**Goal**. Please retype the records below exactly, leaving out any pictures.
>>>>
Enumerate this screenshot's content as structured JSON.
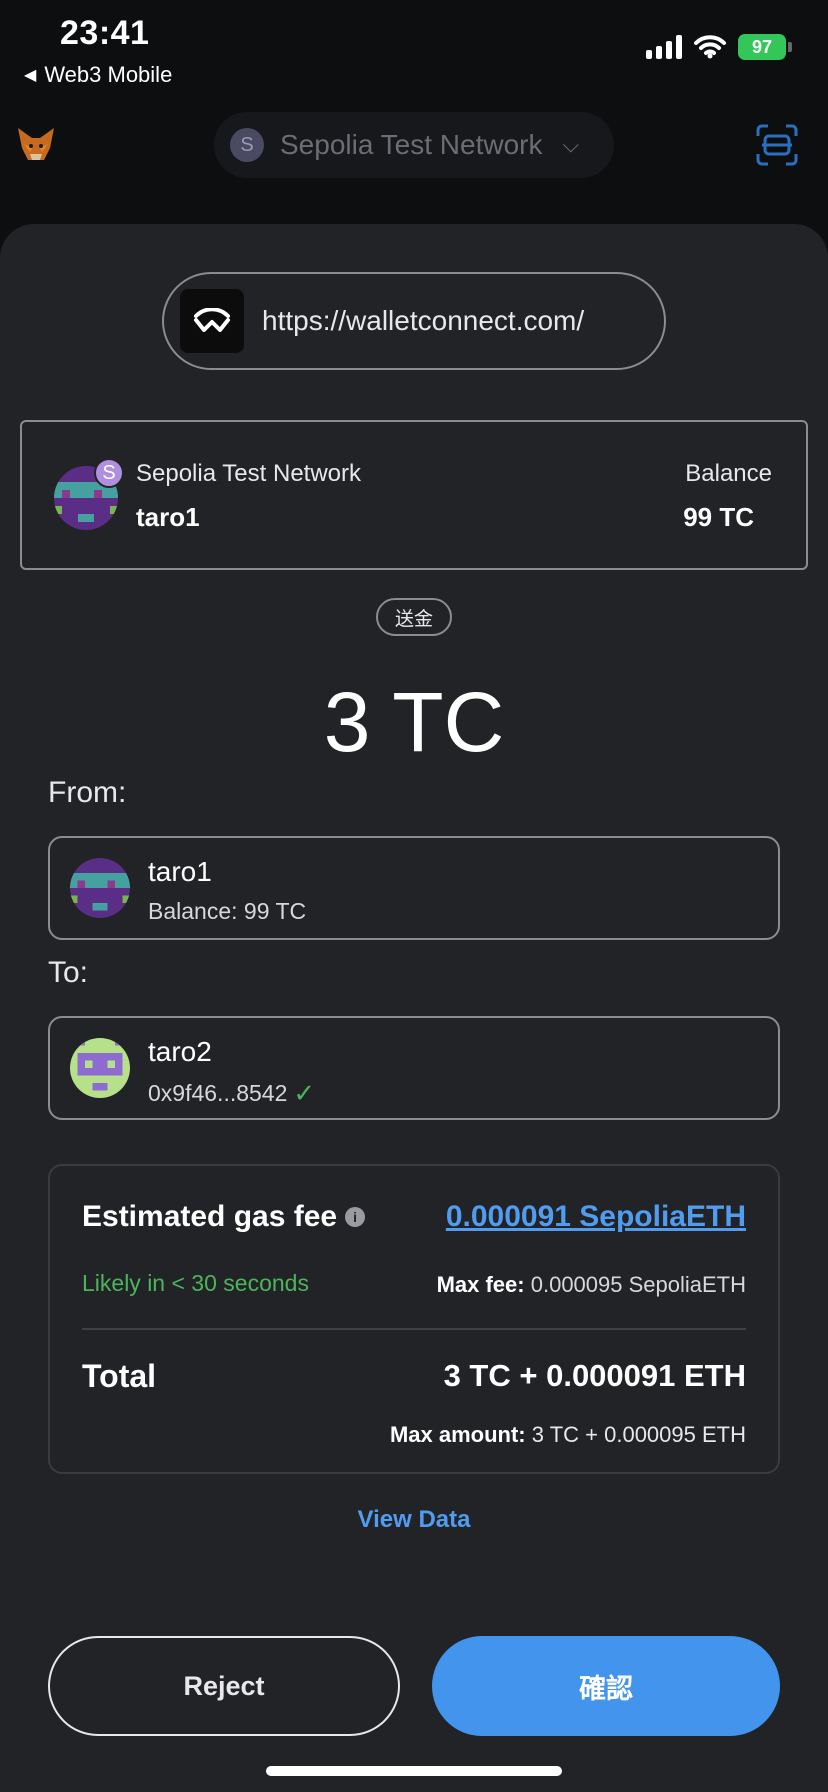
{
  "status_bar": {
    "time": "23:41",
    "back_label": "Web3 Mobile",
    "battery": "97"
  },
  "header": {
    "network_initial": "S",
    "network_name": "Sepolia Test Network"
  },
  "origin": {
    "url": "https://walletconnect.com/"
  },
  "account": {
    "network": "Sepolia Test Network",
    "network_badge": "S",
    "name": "taro1",
    "balance_label": "Balance",
    "balance_value": "99 TC"
  },
  "transaction": {
    "type_label": "送金",
    "amount": "3 TC",
    "from_label": "From:",
    "to_label": "To:",
    "from": {
      "name": "taro1",
      "detail": "Balance: 99 TC"
    },
    "to": {
      "name": "taro2",
      "detail": "0x9f46...8542"
    }
  },
  "fee": {
    "title": "Estimated gas fee",
    "value": "0.000091 SepoliaETH",
    "likely": "Likely in < 30 seconds",
    "max_fee_label": "Max fee:",
    "max_fee_value": "0.000095 SepoliaETH",
    "total_label": "Total",
    "total_value": "3 TC + 0.000091 ETH",
    "max_amount_label": "Max amount:",
    "max_amount_value": "3 TC + 0.000095 ETH"
  },
  "links": {
    "view_data": "View Data"
  },
  "actions": {
    "reject": "Reject",
    "confirm": "確認"
  },
  "colors": {
    "accent": "#4394ec",
    "success": "#4cb45a",
    "sheet_bg": "#222326",
    "page_bg": "#0d0e10"
  },
  "icons": [
    "metamask-fox-icon",
    "scan-qr-icon",
    "walletconnect-logo-icon",
    "info-icon",
    "check-icon",
    "chevron-down-icon",
    "back-triangle-icon",
    "signal-icon",
    "wifi-icon",
    "battery-icon"
  ]
}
<<<<
**Completed task**.
Enumerate this screenshot's content as structured JSON.
{
  "status_bar": {
    "time": "23:41",
    "back_label": "Web3 Mobile",
    "battery": "97"
  },
  "header": {
    "network_initial": "S",
    "network_name": "Sepolia Test Network"
  },
  "origin": {
    "url": "https://walletconnect.com/"
  },
  "account": {
    "network": "Sepolia Test Network",
    "network_badge": "S",
    "name": "taro1",
    "balance_label": "Balance",
    "balance_value": "99 TC"
  },
  "transaction": {
    "type_label": "送金",
    "amount": "3 TC",
    "from_label": "From:",
    "to_label": "To:",
    "from": {
      "name": "taro1",
      "detail": "Balance: 99 TC"
    },
    "to": {
      "name": "taro2",
      "detail": "0x9f46...8542"
    }
  },
  "fee": {
    "title": "Estimated gas fee",
    "value": "0.000091 SepoliaETH",
    "likely": "Likely in < 30 seconds",
    "max_fee_label": "Max fee:",
    "max_fee_value": "0.000095 SepoliaETH",
    "total_label": "Total",
    "total_value": "3 TC + 0.000091 ETH",
    "max_amount_label": "Max amount:",
    "max_amount_value": "3 TC + 0.000095 ETH"
  },
  "links": {
    "view_data": "View Data"
  },
  "actions": {
    "reject": "Reject",
    "confirm": "確認"
  },
  "colors": {
    "accent": "#4394ec",
    "success": "#4cb45a",
    "sheet_bg": "#222326",
    "page_bg": "#0d0e10"
  },
  "icons": [
    "metamask-fox-icon",
    "scan-qr-icon",
    "walletconnect-logo-icon",
    "info-icon",
    "check-icon",
    "chevron-down-icon",
    "back-triangle-icon",
    "signal-icon",
    "wifi-icon",
    "battery-icon"
  ]
}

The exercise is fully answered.